Supplied material:
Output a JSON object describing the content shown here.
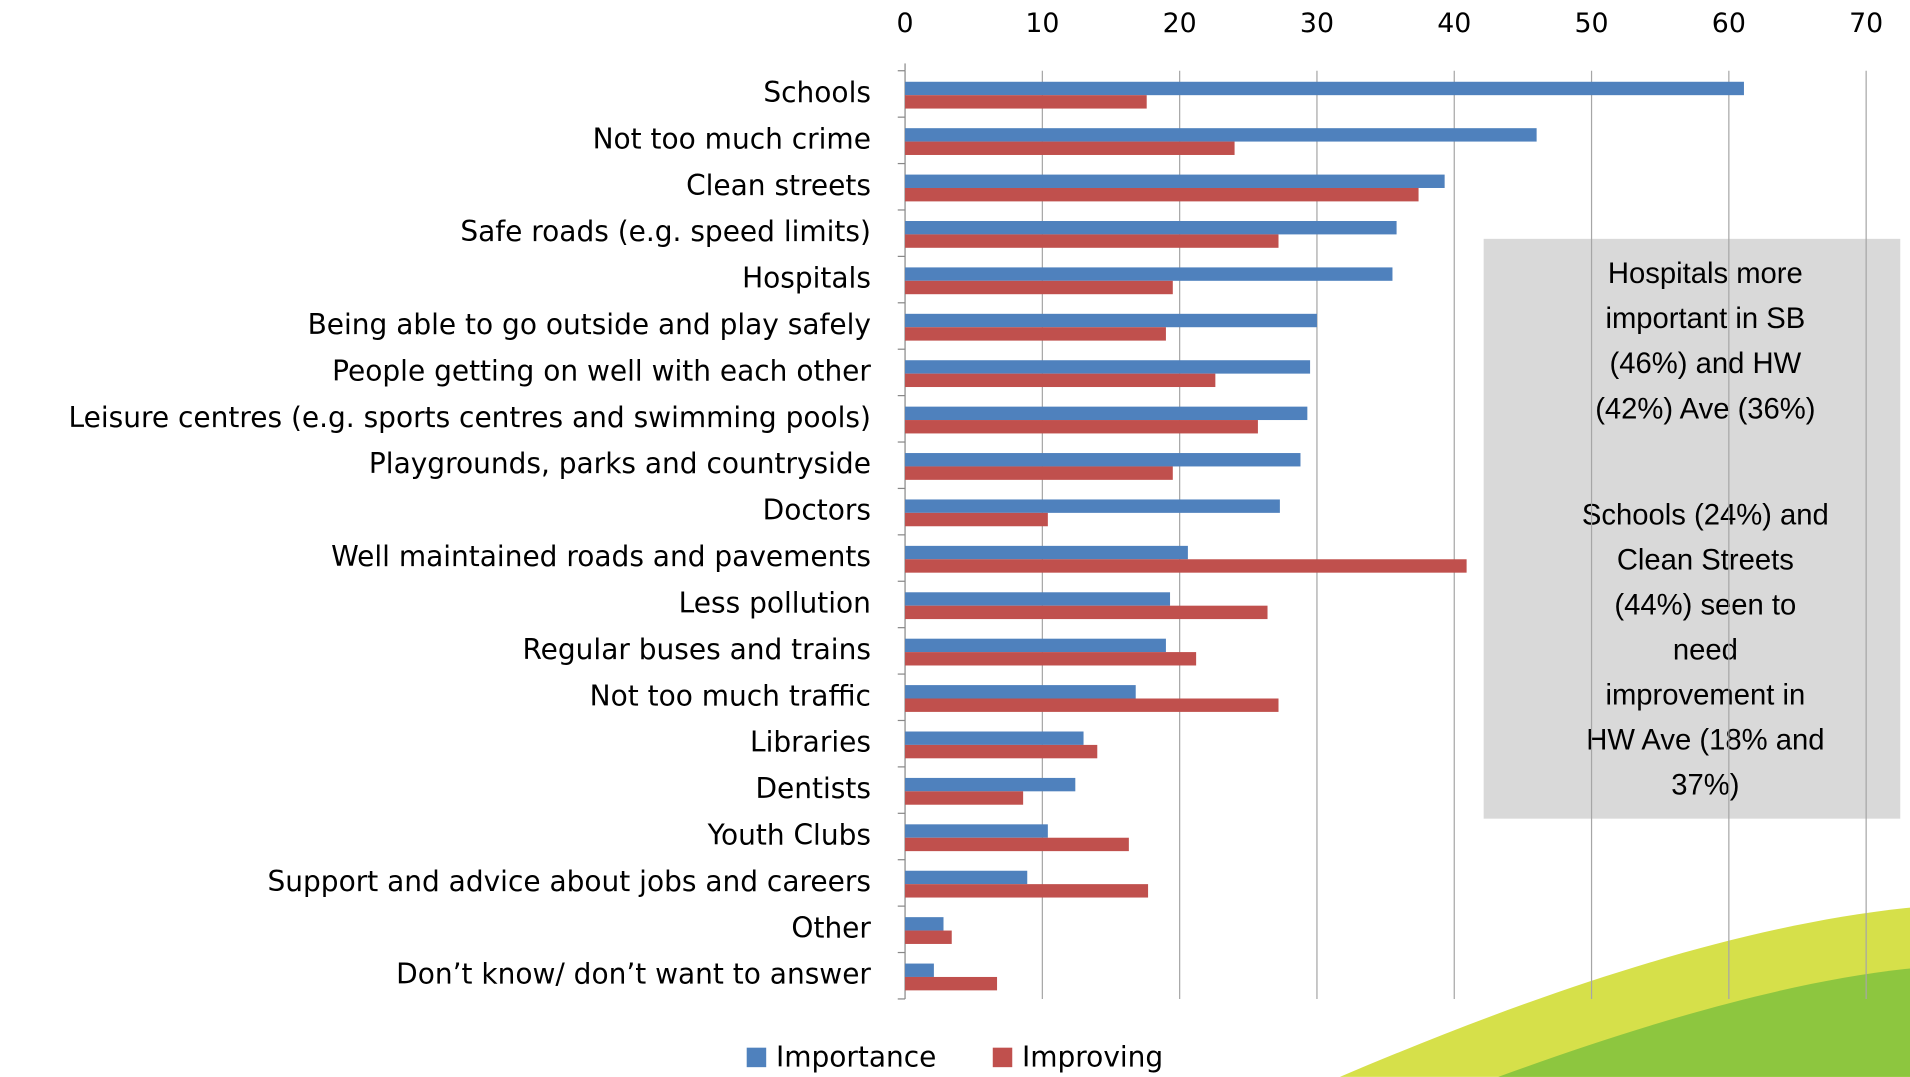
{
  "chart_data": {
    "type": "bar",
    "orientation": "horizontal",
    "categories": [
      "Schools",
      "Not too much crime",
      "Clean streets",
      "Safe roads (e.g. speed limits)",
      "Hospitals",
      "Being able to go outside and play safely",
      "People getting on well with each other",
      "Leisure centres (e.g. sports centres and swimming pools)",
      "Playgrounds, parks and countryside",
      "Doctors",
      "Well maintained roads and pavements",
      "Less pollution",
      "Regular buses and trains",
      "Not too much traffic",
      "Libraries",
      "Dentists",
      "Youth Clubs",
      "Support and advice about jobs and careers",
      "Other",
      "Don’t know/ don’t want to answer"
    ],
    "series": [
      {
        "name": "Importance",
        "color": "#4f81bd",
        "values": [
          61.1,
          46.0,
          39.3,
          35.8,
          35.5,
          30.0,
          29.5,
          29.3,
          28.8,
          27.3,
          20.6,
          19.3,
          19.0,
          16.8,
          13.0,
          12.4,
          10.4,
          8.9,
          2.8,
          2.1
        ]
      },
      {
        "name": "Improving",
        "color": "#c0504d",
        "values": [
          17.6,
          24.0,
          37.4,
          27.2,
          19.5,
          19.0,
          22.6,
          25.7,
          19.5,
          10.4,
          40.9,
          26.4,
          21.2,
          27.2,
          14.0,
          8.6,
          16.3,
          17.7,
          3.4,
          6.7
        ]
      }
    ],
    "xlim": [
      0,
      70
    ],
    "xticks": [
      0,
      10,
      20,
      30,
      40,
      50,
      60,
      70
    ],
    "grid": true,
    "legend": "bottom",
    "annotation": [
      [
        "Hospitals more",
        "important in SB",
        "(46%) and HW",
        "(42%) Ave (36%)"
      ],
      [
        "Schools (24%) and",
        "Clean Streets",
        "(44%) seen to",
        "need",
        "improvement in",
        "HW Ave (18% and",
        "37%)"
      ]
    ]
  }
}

Direction:
Collect every line with the string "much" from the records, and copy each.

The response:
      "Not too much crime",
      "Not too much traffic",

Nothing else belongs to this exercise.